--- Entries supplied Enclosed Below ---

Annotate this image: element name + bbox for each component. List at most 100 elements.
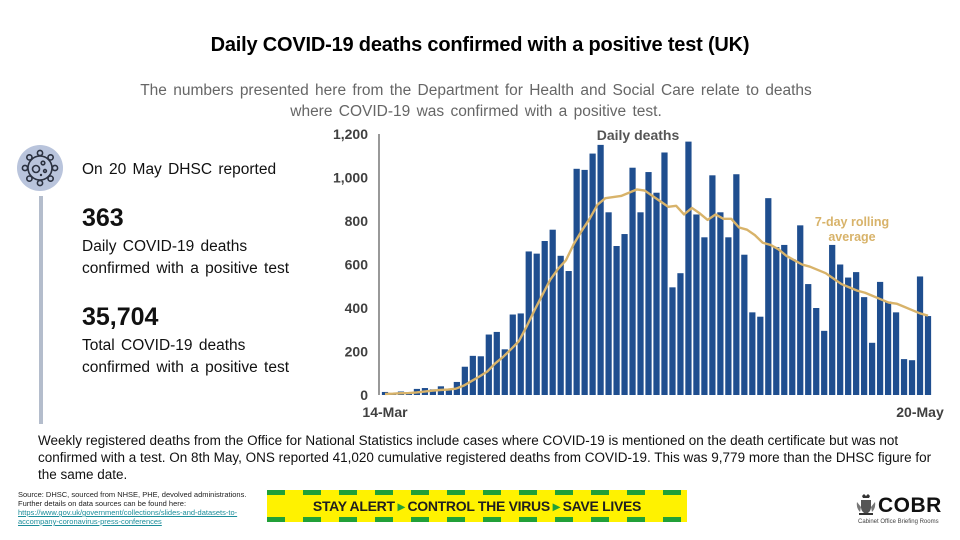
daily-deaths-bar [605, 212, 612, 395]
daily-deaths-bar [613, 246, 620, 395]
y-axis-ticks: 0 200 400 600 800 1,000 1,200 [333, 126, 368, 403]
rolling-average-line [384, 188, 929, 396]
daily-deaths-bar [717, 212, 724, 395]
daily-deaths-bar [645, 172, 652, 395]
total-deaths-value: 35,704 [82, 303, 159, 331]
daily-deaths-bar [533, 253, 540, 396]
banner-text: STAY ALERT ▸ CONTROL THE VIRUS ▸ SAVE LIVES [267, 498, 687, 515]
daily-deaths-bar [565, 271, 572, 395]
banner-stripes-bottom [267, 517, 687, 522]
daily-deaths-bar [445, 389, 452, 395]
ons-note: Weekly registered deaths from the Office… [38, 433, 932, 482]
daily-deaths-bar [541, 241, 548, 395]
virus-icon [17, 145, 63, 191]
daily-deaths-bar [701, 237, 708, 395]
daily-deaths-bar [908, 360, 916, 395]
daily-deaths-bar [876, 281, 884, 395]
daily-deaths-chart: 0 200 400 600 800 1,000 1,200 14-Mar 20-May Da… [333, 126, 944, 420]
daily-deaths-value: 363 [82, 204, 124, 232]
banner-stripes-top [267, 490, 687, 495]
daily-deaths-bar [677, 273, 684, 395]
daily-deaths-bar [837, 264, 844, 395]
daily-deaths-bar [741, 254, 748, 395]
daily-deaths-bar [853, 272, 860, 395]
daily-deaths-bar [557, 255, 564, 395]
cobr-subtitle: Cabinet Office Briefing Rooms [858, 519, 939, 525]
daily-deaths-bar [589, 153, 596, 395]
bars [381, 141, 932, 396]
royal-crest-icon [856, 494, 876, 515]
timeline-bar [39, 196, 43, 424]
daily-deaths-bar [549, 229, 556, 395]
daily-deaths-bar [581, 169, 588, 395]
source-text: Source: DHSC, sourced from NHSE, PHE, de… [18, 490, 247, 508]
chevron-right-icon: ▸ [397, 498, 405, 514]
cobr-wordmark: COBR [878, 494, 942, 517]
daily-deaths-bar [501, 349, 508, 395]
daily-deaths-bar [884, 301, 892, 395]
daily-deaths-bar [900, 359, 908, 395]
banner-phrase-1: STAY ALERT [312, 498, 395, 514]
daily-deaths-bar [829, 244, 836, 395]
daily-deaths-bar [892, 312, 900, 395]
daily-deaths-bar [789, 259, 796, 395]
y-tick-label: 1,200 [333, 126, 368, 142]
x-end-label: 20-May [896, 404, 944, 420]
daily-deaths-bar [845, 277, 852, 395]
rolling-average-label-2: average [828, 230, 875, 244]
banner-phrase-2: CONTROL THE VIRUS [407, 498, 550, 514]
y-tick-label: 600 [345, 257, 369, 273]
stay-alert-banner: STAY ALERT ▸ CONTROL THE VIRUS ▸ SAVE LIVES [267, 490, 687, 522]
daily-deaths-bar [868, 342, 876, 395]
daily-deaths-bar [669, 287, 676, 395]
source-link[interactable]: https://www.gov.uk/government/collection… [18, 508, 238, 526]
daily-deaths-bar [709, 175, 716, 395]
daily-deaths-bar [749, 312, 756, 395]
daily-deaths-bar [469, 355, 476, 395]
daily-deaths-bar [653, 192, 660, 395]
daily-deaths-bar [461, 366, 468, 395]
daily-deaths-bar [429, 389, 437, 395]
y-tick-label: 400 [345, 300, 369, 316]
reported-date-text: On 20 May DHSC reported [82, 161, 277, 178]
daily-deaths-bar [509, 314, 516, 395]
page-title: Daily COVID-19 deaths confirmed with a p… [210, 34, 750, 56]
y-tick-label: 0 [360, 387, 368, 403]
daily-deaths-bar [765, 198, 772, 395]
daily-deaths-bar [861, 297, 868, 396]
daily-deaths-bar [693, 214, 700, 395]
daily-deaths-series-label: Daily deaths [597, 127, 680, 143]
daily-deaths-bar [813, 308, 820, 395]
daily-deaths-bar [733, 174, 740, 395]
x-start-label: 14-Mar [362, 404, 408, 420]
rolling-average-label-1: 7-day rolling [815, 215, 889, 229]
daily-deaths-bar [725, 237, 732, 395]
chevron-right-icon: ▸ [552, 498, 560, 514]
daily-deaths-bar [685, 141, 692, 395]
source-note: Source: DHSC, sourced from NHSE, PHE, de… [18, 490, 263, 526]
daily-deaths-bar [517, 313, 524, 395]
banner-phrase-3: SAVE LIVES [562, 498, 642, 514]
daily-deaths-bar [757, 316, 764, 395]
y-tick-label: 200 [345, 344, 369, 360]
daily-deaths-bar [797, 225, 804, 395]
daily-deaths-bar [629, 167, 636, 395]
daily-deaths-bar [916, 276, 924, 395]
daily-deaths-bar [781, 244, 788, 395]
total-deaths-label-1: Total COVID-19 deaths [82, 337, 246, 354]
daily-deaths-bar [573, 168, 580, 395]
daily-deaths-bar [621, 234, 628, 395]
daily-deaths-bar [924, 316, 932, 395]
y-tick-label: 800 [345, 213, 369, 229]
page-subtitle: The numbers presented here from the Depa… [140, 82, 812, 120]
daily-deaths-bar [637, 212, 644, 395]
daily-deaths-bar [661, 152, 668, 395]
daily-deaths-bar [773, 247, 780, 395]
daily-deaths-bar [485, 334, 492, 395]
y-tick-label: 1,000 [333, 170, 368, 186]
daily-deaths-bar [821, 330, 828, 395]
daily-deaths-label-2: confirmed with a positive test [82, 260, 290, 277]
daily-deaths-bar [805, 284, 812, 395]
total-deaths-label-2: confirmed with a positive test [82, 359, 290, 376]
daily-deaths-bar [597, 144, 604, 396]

--- End of Enclosed Entries supplied ---

Work item: Write out the material above exactly; no pictures.

Response to this exercise:
Annotate this image: element name + bbox for each component. List at most 100 elements.
daily-deaths-bar [605, 212, 612, 395]
daily-deaths-bar [613, 246, 620, 395]
y-axis-ticks: 0 200 400 600 800 1,000 1,200 [333, 126, 368, 403]
rolling-average-line [384, 188, 929, 396]
daily-deaths-bar [717, 212, 724, 395]
daily-deaths-bar [645, 172, 652, 395]
total-deaths-value: 35,704 [82, 303, 159, 331]
daily-deaths-bar [533, 253, 540, 396]
banner-text: STAY ALERT ▸ CONTROL THE VIRUS ▸ SAVE LIVES [267, 498, 687, 515]
daily-deaths-bar [565, 271, 572, 395]
banner-stripes-bottom [267, 517, 687, 522]
daily-deaths-bar [445, 389, 452, 395]
ons-note: Weekly registered deaths from the Office… [38, 433, 932, 482]
daily-deaths-bar [541, 241, 548, 395]
virus-icon [17, 145, 63, 191]
daily-deaths-bar [701, 237, 708, 395]
daily-deaths-bar [908, 360, 916, 395]
daily-deaths-bar [876, 281, 884, 395]
daily-deaths-chart: 0 200 400 600 800 1,000 1,200 14-Mar 20-May Da… [333, 126, 944, 420]
daily-deaths-value: 363 [82, 204, 124, 232]
banner-stripes-top [267, 490, 687, 495]
daily-deaths-bar [677, 273, 684, 395]
daily-deaths-bar [837, 264, 844, 395]
daily-deaths-bar [741, 254, 748, 395]
daily-deaths-bar [853, 272, 860, 395]
daily-deaths-bar [557, 255, 564, 395]
cobr-subtitle: Cabinet Office Briefing Rooms [858, 519, 939, 525]
daily-deaths-bar [589, 153, 596, 395]
bars [381, 141, 932, 396]
royal-crest-icon [856, 494, 876, 515]
timeline-bar [39, 196, 43, 424]
daily-deaths-bar [549, 229, 556, 395]
daily-deaths-bar [581, 169, 588, 395]
source-text: Source: DHSC, sourced from NHSE, PHE, de… [18, 490, 247, 508]
chevron-right-icon: ▸ [397, 498, 405, 514]
cobr-wordmark: COBR [878, 494, 942, 517]
daily-deaths-bar [501, 349, 508, 395]
daily-deaths-bar [884, 301, 892, 395]
daily-deaths-bar [900, 359, 908, 395]
banner-phrase-1: STAY ALERT [312, 498, 395, 514]
daily-deaths-bar [829, 244, 836, 395]
daily-deaths-bar [892, 312, 900, 395]
daily-deaths-bar [789, 259, 796, 395]
y-tick-label: 1,200 [333, 126, 368, 142]
x-end-label: 20-May [896, 404, 944, 420]
daily-deaths-bar [845, 277, 852, 395]
rolling-average-label-2: average [828, 230, 875, 244]
banner-phrase-2: CONTROL THE VIRUS [407, 498, 550, 514]
y-tick-label: 600 [345, 257, 369, 273]
stay-alert-banner: STAY ALERT ▸ CONTROL THE VIRUS ▸ SAVE LIVES [267, 490, 687, 522]
daily-deaths-bar [868, 342, 876, 395]
daily-deaths-bar [669, 287, 676, 395]
source-link[interactable]: https://www.gov.uk/government/collection… [18, 508, 238, 526]
daily-deaths-bar [709, 175, 716, 395]
daily-deaths-bar [749, 312, 756, 395]
daily-deaths-bar [469, 355, 476, 395]
daily-deaths-bar [653, 192, 660, 395]
daily-deaths-bar [461, 366, 468, 395]
daily-deaths-bar [429, 389, 437, 395]
y-tick-label: 400 [345, 300, 369, 316]
reported-date-text: On 20 May DHSC reported [82, 161, 277, 178]
daily-deaths-bar [509, 314, 516, 395]
page-title: Daily COVID-19 deaths confirmed with a p… [210, 34, 750, 56]
y-tick-label: 0 [360, 387, 368, 403]
daily-deaths-bar [765, 198, 772, 395]
daily-deaths-bar [861, 297, 868, 396]
daily-deaths-bar [693, 214, 700, 395]
daily-deaths-series-label: Daily deaths [597, 127, 680, 143]
daily-deaths-bar [813, 308, 820, 395]
daily-deaths-bar [733, 174, 740, 395]
x-start-label: 14-Mar [362, 404, 408, 420]
rolling-average-label-1: 7-day rolling [815, 215, 889, 229]
daily-deaths-bar [725, 237, 732, 395]
chevron-right-icon: ▸ [552, 498, 560, 514]
daily-deaths-bar [685, 141, 692, 395]
source-note: Source: DHSC, sourced from NHSE, PHE, de… [18, 490, 263, 526]
daily-deaths-bar [517, 313, 524, 395]
banner-phrase-3: SAVE LIVES [562, 498, 642, 514]
daily-deaths-bar [757, 316, 764, 395]
y-tick-label: 200 [345, 344, 369, 360]
daily-deaths-bar [797, 225, 804, 395]
daily-deaths-bar [629, 167, 636, 395]
daily-deaths-bar [916, 276, 924, 395]
daily-deaths-bar [781, 244, 788, 395]
total-deaths-label-1: Total COVID-19 deaths [82, 337, 246, 354]
daily-deaths-bar [573, 168, 580, 395]
daily-deaths-bar [621, 234, 628, 395]
daily-deaths-bar [924, 316, 932, 395]
y-tick-label: 800 [345, 213, 369, 229]
page-subtitle: The numbers presented here from the Depa… [140, 82, 812, 120]
daily-deaths-bar [637, 212, 644, 395]
daily-deaths-bar [661, 152, 668, 395]
daily-deaths-bar [773, 247, 780, 395]
daily-deaths-bar [485, 334, 492, 395]
y-tick-label: 1,000 [333, 170, 368, 186]
daily-deaths-bar [821, 330, 828, 395]
daily-deaths-label-2: confirmed with a positive test [82, 260, 290, 277]
daily-deaths-bar [805, 284, 812, 395]
total-deaths-label-2: confirmed with a positive test [82, 359, 290, 376]
daily-deaths-bar [597, 144, 604, 396]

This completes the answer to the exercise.